▶ _The problem_: Find and copy lines holding "name".

▶ _Task data_:

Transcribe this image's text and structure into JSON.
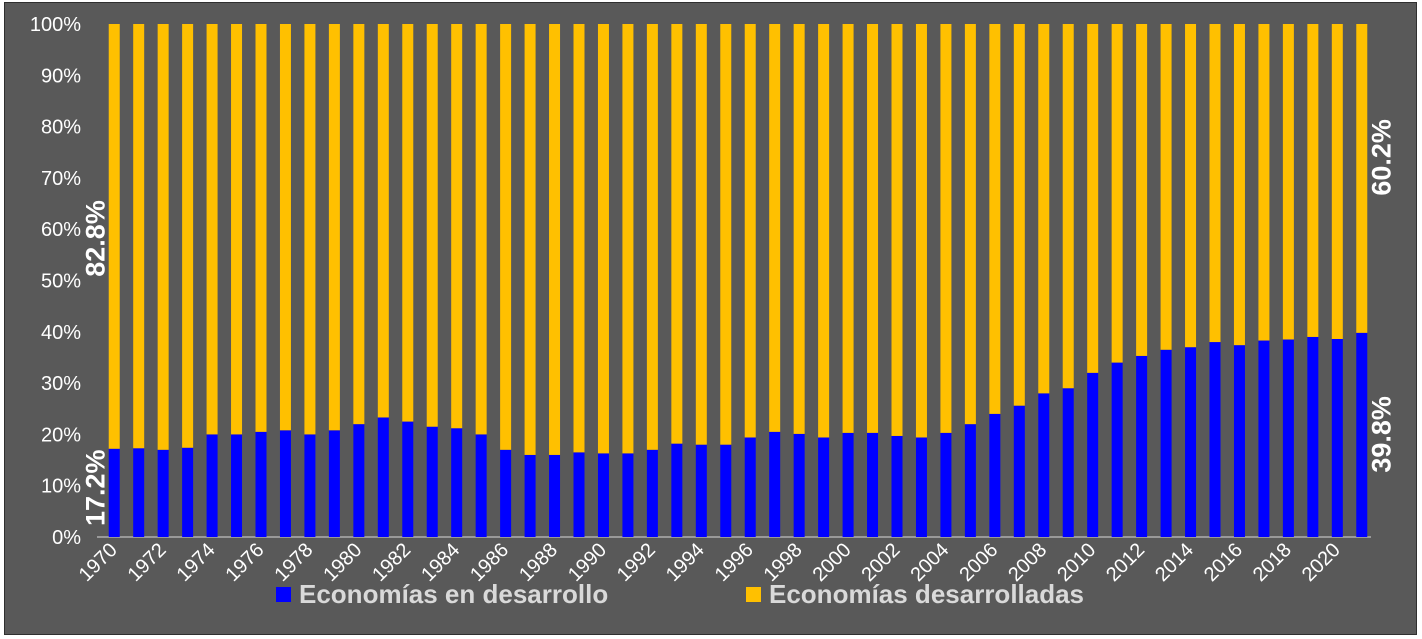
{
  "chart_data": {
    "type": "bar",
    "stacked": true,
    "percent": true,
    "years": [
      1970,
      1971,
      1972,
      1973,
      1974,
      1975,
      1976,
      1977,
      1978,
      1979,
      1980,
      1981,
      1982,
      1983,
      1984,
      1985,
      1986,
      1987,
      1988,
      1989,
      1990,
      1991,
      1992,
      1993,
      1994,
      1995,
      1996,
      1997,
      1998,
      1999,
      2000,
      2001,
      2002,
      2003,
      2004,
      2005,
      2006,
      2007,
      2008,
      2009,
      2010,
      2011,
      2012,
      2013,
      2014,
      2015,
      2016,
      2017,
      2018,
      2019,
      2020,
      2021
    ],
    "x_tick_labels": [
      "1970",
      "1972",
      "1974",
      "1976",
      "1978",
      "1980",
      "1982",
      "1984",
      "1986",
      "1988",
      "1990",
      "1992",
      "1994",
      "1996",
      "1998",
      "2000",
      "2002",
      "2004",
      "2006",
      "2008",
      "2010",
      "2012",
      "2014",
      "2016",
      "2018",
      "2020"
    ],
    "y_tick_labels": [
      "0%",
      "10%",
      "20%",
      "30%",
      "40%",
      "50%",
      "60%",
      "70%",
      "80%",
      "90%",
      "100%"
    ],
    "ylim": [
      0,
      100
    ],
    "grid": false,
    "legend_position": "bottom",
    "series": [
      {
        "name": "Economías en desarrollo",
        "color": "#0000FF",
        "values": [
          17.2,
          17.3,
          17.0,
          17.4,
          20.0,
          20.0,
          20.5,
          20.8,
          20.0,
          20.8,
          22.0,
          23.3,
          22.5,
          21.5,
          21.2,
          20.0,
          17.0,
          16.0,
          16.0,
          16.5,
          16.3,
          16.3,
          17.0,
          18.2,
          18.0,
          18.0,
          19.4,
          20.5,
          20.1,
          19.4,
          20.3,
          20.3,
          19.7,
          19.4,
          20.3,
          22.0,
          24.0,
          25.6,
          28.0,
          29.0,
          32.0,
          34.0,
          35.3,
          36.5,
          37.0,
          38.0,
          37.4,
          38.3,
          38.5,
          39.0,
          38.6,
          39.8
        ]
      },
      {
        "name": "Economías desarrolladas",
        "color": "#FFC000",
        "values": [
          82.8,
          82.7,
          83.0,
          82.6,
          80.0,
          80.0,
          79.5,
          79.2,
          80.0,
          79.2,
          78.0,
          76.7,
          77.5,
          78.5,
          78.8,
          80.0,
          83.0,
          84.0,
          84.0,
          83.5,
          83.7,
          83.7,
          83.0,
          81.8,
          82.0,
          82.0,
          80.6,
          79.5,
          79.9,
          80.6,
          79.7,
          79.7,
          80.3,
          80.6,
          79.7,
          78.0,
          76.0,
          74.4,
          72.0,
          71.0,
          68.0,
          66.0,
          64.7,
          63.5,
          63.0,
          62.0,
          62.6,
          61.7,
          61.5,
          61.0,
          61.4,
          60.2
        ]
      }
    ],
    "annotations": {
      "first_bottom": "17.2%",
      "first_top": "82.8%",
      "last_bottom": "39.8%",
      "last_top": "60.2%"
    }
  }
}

==

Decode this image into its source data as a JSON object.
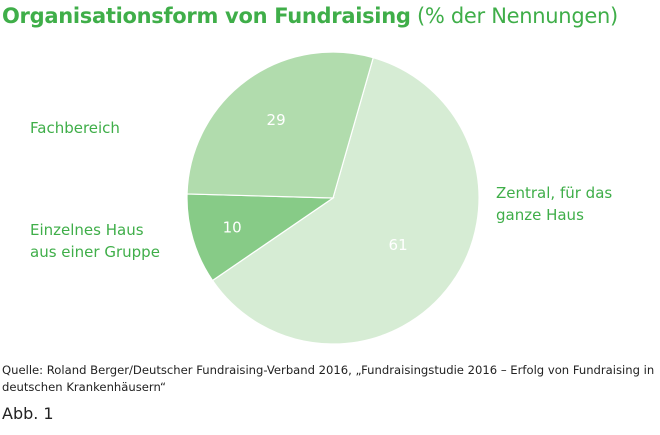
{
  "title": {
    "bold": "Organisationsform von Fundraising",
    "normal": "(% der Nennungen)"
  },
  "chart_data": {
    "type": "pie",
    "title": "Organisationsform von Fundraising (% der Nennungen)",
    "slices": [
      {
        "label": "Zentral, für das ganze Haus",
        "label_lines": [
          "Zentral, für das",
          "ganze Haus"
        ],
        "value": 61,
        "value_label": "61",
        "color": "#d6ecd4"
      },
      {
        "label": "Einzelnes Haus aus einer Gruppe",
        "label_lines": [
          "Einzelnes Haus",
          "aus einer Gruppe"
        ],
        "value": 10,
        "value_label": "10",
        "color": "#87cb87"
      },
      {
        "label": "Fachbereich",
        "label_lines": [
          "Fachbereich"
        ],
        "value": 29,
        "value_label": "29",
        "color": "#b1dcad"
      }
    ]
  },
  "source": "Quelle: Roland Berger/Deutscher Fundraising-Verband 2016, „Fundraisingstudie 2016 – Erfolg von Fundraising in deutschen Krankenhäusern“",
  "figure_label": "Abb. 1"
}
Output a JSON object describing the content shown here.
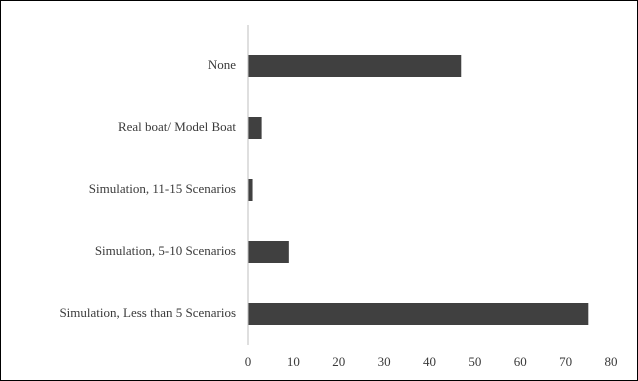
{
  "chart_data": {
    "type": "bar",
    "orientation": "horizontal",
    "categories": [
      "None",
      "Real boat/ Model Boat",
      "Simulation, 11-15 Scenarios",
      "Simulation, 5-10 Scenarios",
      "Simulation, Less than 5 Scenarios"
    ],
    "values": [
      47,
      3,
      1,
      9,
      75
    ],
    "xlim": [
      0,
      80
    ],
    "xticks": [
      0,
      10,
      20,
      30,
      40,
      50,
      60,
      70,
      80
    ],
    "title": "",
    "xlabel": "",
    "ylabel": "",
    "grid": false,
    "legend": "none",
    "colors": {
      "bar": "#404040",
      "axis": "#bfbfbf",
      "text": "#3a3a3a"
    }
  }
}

▶ _Task response_:
        "name": "Economías en desarrollo",
        "name": "Economías desarrolladas",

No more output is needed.